§ Brano proposto:

◆ ◆ ◆ ◆ ◆

Allo scoccare del 2021 alcuni grandi autori sono entrati nel pubblico dominio: trascorsi 70 anni dalla morte di uno scrittore, secondo la legge europea, la sua opera può essere pubblicata senza pagare diritti d’autore agli eredi: al tema, «la Lettura» #474 del 28 dicembre ha dedicato un ampio servizio. Di pubblico dominio sono diventati autori come Cesare Pavese (1908-1950), George Bernard Shaw (1856-1950), Edgar Rice Burroughs (18751950), Edgar Lee Masters (1868-1950), George Orwell (1903-1950).

Le versioni

Proprio Orwell, autore di due testi fondamenta­li del Novecento oggi quanto mai attuali (La fattoria degli animali e 1984), è protagonis­ta di una pioggia di edizioni, tutte con nuove traduzioni. Ma quali sono le caratteris­tiche, e le voci, delle nuove versioni? Prendiamo l’esempio de La fattoria degli animali, capolavoro del 1945 che mette sotto accusa il regime sovietico e lo stalinismo, e confrontia­mo tra loro cinque diverse Fattorie, nuove e vecchie: la traduzione del 1995 per gli Oscar Mondadori di Guido Bulla, docente di Anglistica alla Sapienza; quella del 2019 sempre per gli Oscar dello scrittore Michele Mari, autore di realismo fantastico in Di bestia in bestia e di un romanzo d’avventura come Roderick Duddle (entrambi Einaudi); la traduzione per Garzanti (2021) di Claudia Durastanti, traduttric­e e autrice di un memoir familiare come La straniera (La nave di Teseo), nella cinquina dello Strega 2019; la versione per Bompiani (2021) di Vincenzo Latronico, autore di romanzi come La cospirazio­ne delle colombe (Bompiani); e la versione per Bur (2021) di Daniele Petrucciol­i, traduttore di scrittori come Jack London, saggista, narratore nel recente La casa delle madri (TerraRossa).

◆ ◆ ◆ ◆ ◆

§ Compito assegnato A:
Rispondi a queste domande sul brano sulle traduzioni di Orwell:
(i) Secondo la legge europea, quanti anni dopo la morte di uno scrittore la sua opera può essere pubblicata senza pagare diritti d'autore agli eredi?
(ii) In che anno è uscita La fattoria degli animali?
(iii) Per quale editore ha tradotto La fattoria degli animali Claudia Durastanti?
§ Compito assegnato B:
Trascrivi per favore il tratto del brano sulle traduzioni di Orwell che va da "Allo scoccare del" fino a "George Orwell (1903-1950).".

§ Materiale fornito:
◆ ◆ ◆ ◆ ◆

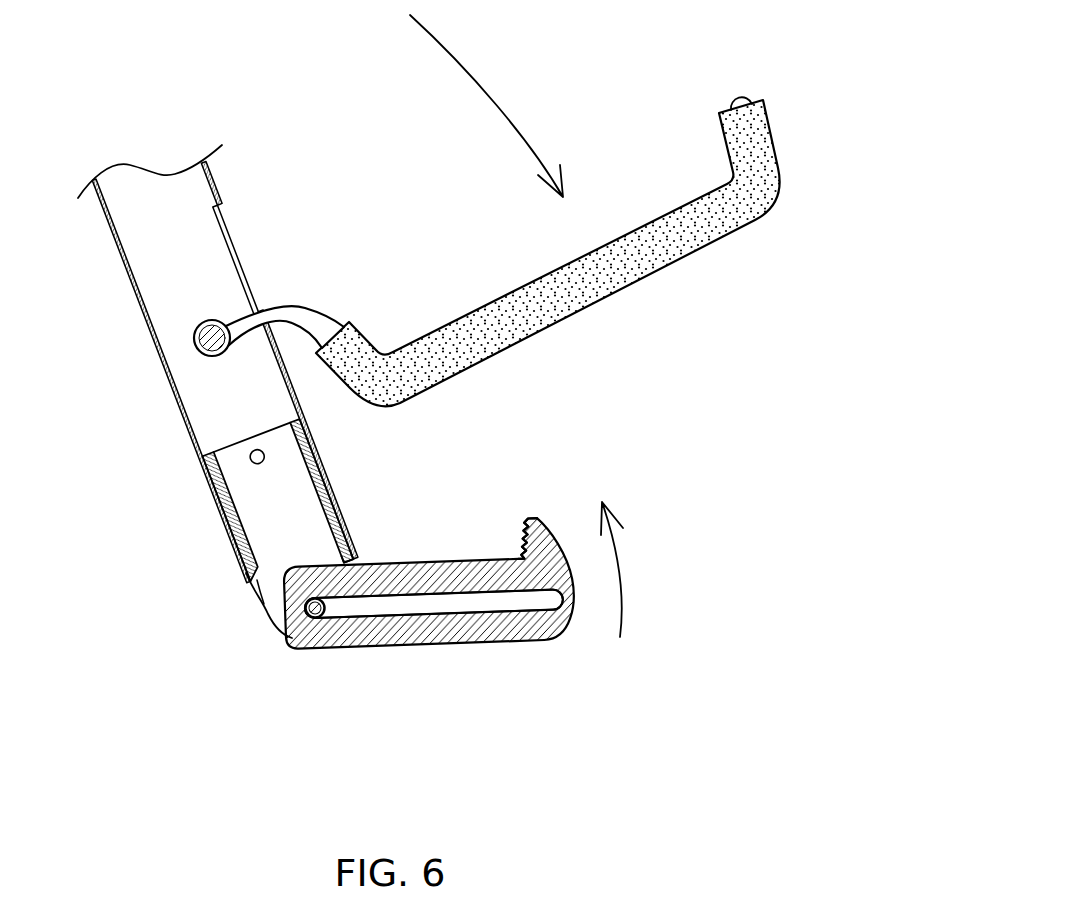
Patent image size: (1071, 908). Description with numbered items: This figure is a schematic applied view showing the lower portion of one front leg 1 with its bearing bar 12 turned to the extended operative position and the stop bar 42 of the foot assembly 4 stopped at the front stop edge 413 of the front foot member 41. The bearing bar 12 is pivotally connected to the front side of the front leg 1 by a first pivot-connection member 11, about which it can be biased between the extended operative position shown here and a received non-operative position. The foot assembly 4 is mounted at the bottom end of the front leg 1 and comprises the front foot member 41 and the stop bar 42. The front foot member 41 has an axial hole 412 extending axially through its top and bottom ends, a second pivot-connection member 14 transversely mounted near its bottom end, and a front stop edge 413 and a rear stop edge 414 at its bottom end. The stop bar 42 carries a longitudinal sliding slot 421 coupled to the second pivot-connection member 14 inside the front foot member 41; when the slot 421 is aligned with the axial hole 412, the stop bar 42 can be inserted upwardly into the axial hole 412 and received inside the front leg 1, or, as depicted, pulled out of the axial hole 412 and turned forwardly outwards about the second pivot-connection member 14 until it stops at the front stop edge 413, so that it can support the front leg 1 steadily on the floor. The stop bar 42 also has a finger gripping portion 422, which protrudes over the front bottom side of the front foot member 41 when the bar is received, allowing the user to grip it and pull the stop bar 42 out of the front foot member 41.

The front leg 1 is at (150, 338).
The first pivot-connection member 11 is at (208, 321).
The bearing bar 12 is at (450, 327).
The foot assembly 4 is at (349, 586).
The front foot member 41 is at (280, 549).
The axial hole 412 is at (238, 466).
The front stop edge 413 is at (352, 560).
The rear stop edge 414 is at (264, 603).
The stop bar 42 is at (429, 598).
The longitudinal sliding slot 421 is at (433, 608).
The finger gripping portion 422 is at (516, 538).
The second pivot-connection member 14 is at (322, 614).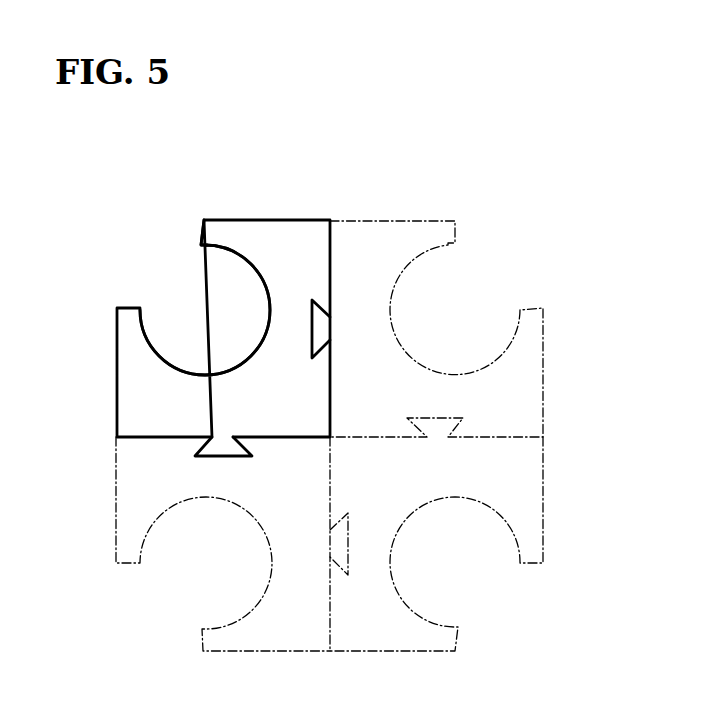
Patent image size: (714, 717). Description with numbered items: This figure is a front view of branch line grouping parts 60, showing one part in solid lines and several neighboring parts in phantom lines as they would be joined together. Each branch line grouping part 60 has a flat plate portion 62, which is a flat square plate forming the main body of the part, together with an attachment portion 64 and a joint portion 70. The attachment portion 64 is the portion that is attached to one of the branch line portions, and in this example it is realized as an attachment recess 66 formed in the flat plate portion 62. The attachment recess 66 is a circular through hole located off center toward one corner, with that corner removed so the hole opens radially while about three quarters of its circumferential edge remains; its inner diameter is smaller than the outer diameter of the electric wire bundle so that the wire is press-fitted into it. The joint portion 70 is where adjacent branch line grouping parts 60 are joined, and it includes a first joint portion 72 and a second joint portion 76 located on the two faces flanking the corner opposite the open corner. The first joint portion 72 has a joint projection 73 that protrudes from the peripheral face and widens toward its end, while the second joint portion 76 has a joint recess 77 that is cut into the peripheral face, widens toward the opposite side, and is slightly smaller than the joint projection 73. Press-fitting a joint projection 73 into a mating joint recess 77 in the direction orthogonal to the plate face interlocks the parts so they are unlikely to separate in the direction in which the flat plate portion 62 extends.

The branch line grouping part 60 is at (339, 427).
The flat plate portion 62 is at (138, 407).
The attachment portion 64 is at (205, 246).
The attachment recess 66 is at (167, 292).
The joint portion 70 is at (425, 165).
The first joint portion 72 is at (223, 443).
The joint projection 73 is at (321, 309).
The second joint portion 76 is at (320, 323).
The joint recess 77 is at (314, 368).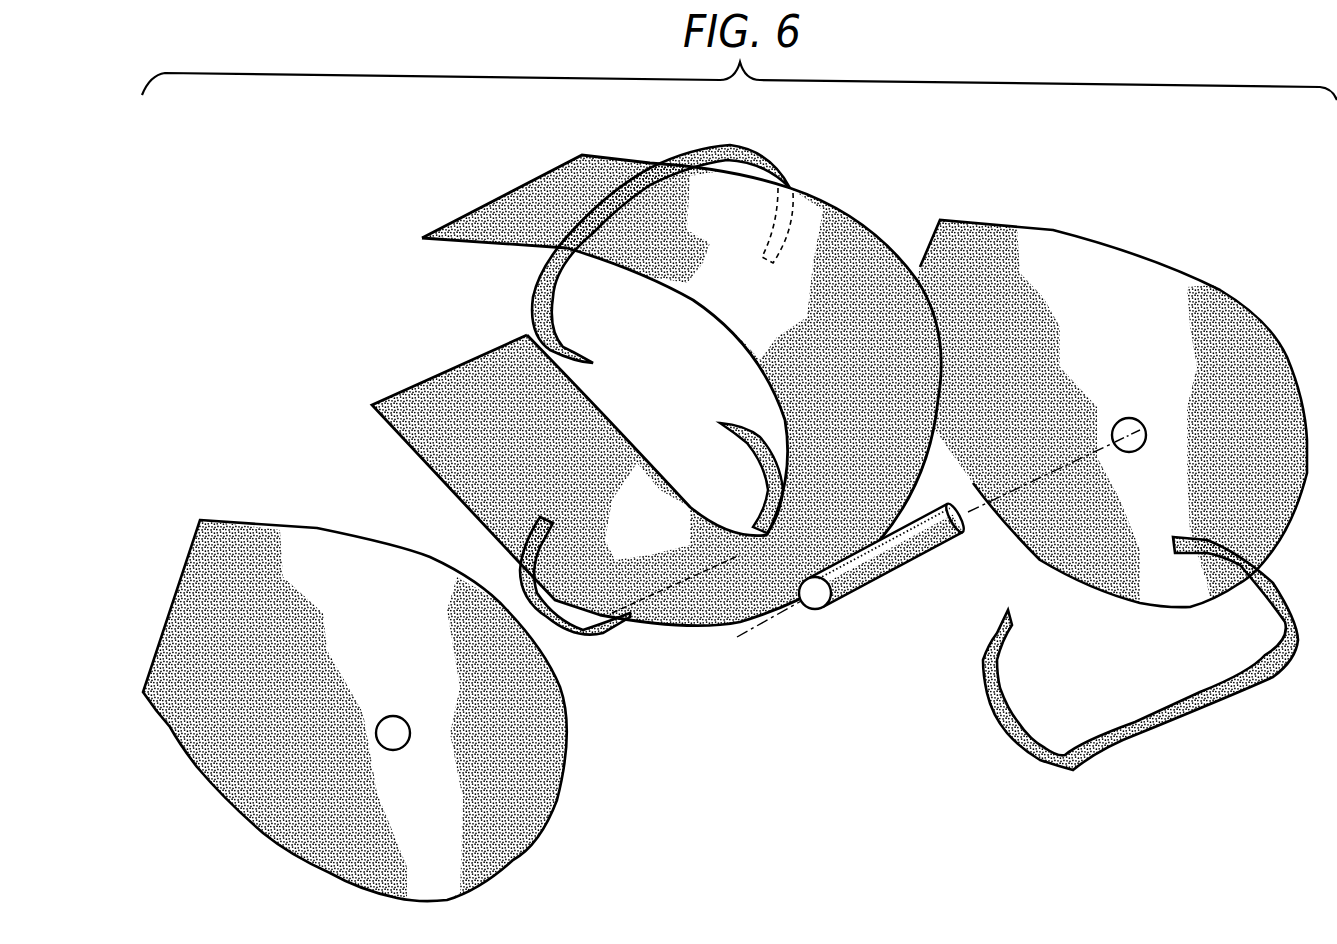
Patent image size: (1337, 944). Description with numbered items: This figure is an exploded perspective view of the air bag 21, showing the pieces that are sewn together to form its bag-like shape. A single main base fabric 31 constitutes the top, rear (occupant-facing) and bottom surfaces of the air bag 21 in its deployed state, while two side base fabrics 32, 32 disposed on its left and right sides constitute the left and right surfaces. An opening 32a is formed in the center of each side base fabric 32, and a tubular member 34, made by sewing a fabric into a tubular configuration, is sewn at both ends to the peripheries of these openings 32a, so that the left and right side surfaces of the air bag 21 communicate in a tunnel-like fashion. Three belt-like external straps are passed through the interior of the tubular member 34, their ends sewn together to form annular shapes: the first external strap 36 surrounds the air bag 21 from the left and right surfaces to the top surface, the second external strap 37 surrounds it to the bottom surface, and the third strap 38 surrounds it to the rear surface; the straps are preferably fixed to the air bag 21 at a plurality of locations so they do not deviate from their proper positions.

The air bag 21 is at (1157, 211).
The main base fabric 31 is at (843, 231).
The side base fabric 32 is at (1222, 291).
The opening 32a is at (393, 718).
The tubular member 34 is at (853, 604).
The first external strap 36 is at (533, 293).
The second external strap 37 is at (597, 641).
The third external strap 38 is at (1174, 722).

◆ ◆ ◆ ◆ ◆

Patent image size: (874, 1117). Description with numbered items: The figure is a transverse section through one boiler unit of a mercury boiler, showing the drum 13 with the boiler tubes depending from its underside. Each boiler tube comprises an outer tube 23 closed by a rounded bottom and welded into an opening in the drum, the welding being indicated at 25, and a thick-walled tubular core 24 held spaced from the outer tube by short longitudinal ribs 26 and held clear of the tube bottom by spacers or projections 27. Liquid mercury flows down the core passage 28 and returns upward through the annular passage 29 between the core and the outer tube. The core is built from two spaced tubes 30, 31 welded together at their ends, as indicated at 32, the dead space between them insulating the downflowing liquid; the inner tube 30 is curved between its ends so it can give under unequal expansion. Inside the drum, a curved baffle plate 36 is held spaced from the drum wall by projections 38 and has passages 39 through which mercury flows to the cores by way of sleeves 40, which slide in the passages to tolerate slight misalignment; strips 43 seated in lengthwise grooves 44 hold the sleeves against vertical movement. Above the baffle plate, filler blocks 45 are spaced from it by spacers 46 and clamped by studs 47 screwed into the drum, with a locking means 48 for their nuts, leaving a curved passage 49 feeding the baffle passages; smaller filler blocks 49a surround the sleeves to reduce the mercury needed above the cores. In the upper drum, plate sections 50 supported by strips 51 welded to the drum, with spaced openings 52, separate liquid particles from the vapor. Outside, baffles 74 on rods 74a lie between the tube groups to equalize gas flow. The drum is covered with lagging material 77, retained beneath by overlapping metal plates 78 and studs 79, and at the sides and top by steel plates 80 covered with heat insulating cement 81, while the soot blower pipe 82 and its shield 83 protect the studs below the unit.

◆ ◆ ◆ ◆ ◆

§ Risposta svolta A:
(i) 70 anni.
(ii) Nel 1945.
(iii) Per Garzanti.

§ Risposta svolta B:
Allo scoccare del 2021 alcuni grandi autori sono entrati nel pubblico dominio: trascorsi 70 anni dalla morte di uno scrittore, secondo la legge europea, la sua opera può essere pubblicata senza pagare diritti d’autore agli eredi: al tema, «la Lettura» #474 del 28 dicembre ha dedicato un ampio servizio. Di pubblico dominio sono diventati autori come Cesare Pavese (1908-1950), George Bernard Shaw (1856-1950), Edgar Rice Burroughs (18751950), Edgar Lee Masters (1868-1950), George Orwell (1903-1950).